- The problem: Leave the pictures out, and retype all of the material exactly as written.

(Raw records)
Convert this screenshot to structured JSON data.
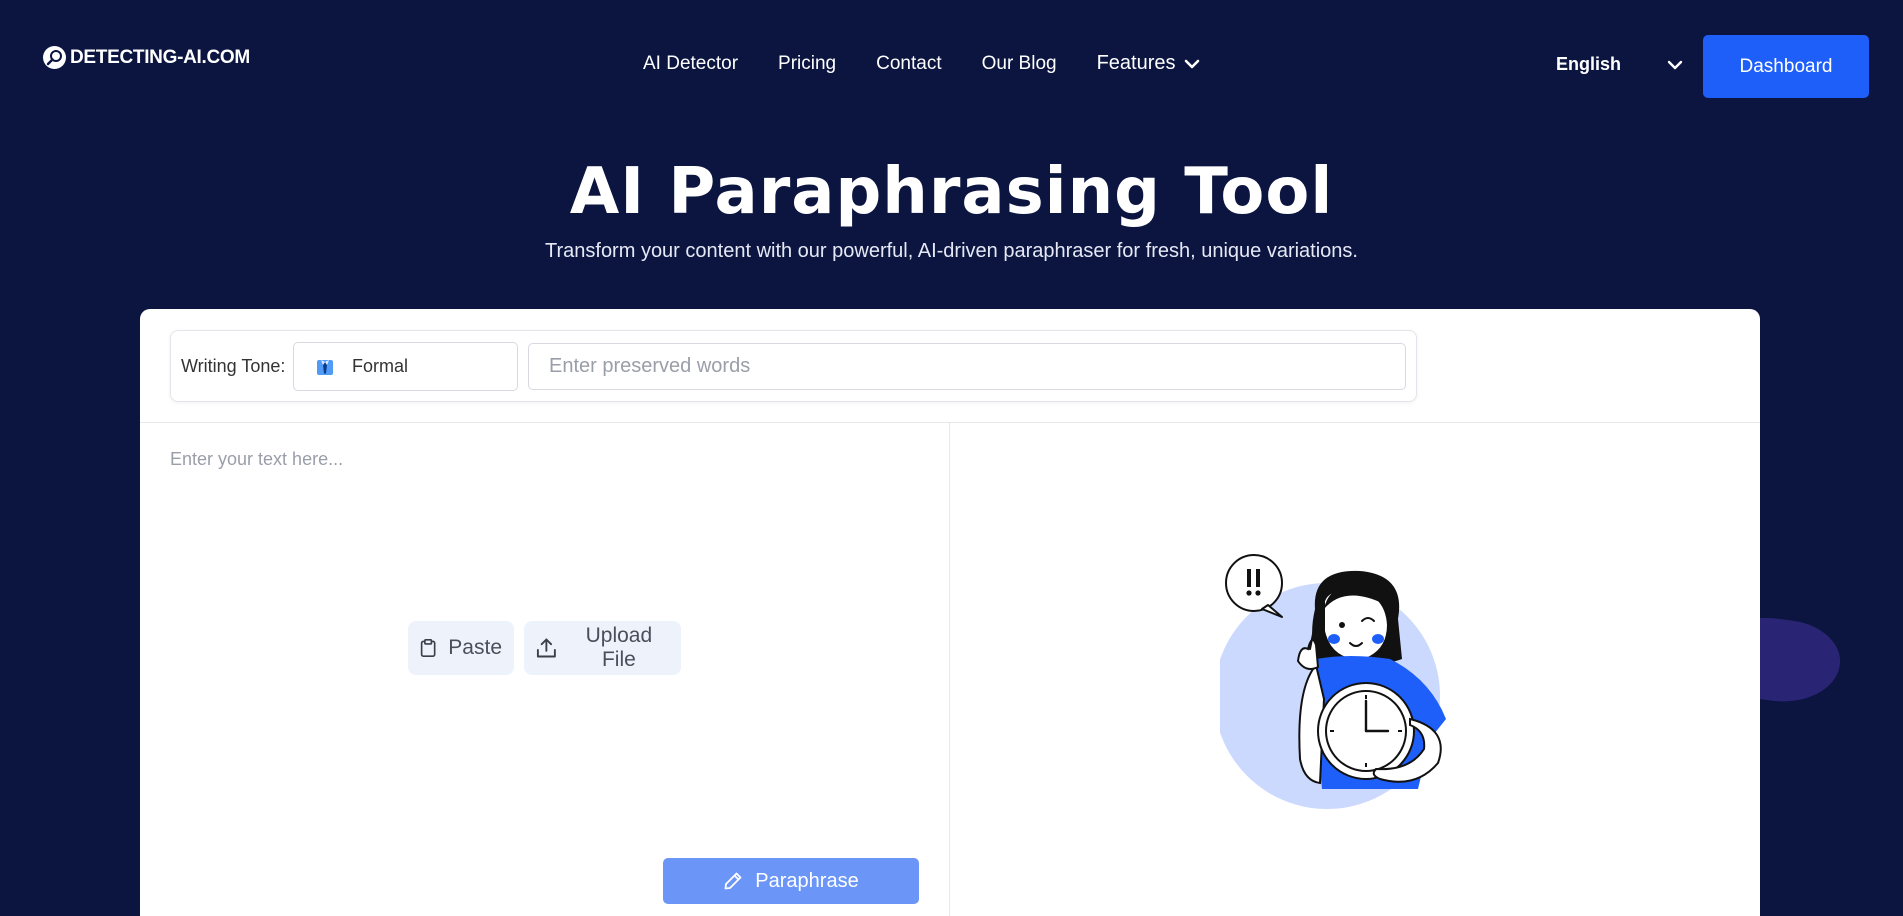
{
  "brand": {
    "name": "DETECTING-AI.COM"
  },
  "nav": {
    "items": [
      {
        "label": "AI Detector"
      },
      {
        "label": "Pricing"
      },
      {
        "label": "Contact"
      },
      {
        "label": "Our Blog"
      },
      {
        "label": "Features"
      }
    ]
  },
  "language": {
    "selected": "English"
  },
  "dashboard": {
    "label": "Dashboard"
  },
  "hero": {
    "title": "AI Paraphrasing Tool",
    "subtitle": "Transform your content with our powerful, AI-driven paraphraser for fresh, unique variations."
  },
  "toolbar": {
    "tone_label": "Writing Tone:",
    "tone_value": "Formal",
    "preserve_placeholder": "Enter preserved words"
  },
  "editor": {
    "placeholder": "Enter your text here...",
    "paste_label": "Paste",
    "upload_label": "Upload File",
    "paraphrase_label": "Paraphrase"
  },
  "colors": {
    "background": "#0b1540",
    "accent": "#1e5ffa",
    "paraphrase_button": "#6b95f7",
    "illustration_circle": "#ccd9ff"
  },
  "icons": {
    "logo": "magnifier-icon",
    "features_dropdown": "chevron-down-icon",
    "language_dropdown": "chevron-down-icon",
    "tone": "necktie-icon",
    "paste": "clipboard-icon",
    "upload": "upload-icon",
    "paraphrase": "pencil-icon"
  }
}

- Task output:
Convert this screenshot to structured JSON data.
{
  "brand": {
    "name": "DETECTING-AI.COM"
  },
  "nav": {
    "items": [
      {
        "label": "AI Detector"
      },
      {
        "label": "Pricing"
      },
      {
        "label": "Contact"
      },
      {
        "label": "Our Blog"
      },
      {
        "label": "Features"
      }
    ]
  },
  "language": {
    "selected": "English"
  },
  "dashboard": {
    "label": "Dashboard"
  },
  "hero": {
    "title": "AI Paraphrasing Tool",
    "subtitle": "Transform your content with our powerful, AI-driven paraphraser for fresh, unique variations."
  },
  "toolbar": {
    "tone_label": "Writing Tone:",
    "tone_value": "Formal",
    "preserve_placeholder": "Enter preserved words"
  },
  "editor": {
    "placeholder": "Enter your text here...",
    "paste_label": "Paste",
    "upload_label": "Upload File",
    "paraphrase_label": "Paraphrase"
  },
  "colors": {
    "background": "#0b1540",
    "accent": "#1e5ffa",
    "paraphrase_button": "#6b95f7",
    "illustration_circle": "#ccd9ff"
  },
  "icons": {
    "logo": "magnifier-icon",
    "features_dropdown": "chevron-down-icon",
    "language_dropdown": "chevron-down-icon",
    "tone": "necktie-icon",
    "paste": "clipboard-icon",
    "upload": "upload-icon",
    "paraphrase": "pencil-icon"
  }
}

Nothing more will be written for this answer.